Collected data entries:
-----
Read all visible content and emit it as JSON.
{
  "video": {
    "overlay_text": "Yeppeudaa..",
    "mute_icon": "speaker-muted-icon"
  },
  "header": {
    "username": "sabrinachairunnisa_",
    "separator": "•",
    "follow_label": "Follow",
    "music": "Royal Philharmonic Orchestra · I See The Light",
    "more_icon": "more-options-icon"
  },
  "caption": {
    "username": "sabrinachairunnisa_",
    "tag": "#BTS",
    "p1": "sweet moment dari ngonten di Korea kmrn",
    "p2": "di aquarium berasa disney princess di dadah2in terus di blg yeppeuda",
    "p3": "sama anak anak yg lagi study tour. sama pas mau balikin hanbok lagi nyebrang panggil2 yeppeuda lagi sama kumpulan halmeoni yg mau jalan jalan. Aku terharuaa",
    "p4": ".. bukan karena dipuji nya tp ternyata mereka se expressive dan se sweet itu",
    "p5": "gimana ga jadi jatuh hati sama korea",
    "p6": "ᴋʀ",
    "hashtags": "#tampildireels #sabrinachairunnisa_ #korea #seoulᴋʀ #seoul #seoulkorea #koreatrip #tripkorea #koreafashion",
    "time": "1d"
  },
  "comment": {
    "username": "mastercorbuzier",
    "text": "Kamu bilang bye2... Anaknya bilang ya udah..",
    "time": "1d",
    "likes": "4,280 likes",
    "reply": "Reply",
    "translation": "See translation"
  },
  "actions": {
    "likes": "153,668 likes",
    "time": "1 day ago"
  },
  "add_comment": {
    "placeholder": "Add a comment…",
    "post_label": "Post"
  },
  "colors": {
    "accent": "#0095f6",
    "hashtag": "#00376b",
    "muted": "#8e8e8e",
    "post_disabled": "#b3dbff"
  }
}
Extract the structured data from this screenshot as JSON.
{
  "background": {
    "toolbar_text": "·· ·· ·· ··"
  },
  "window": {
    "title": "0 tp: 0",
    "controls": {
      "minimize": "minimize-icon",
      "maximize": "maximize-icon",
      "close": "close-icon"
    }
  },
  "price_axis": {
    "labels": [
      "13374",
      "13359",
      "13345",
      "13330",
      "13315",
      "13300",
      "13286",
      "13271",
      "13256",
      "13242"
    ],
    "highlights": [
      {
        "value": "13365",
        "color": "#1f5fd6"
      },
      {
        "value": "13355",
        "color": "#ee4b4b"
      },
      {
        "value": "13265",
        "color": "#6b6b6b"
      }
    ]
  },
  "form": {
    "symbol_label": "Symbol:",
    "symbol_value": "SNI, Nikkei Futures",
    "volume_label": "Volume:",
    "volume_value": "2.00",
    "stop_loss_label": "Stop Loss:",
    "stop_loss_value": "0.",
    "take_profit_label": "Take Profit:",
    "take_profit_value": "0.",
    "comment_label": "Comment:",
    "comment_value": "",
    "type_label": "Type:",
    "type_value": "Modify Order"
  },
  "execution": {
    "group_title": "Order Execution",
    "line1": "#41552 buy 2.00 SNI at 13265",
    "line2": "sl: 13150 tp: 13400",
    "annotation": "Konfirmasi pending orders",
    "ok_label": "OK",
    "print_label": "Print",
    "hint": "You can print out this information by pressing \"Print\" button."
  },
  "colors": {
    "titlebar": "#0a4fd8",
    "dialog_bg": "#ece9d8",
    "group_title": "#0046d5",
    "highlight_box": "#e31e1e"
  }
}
-----
Exercise requirements:
From the entries above, copy every line that holds the word "Print".

Solution for this exercise:
    "print_label": "Print",
    "hint": "You can print out this information by pressing \"Print\" button."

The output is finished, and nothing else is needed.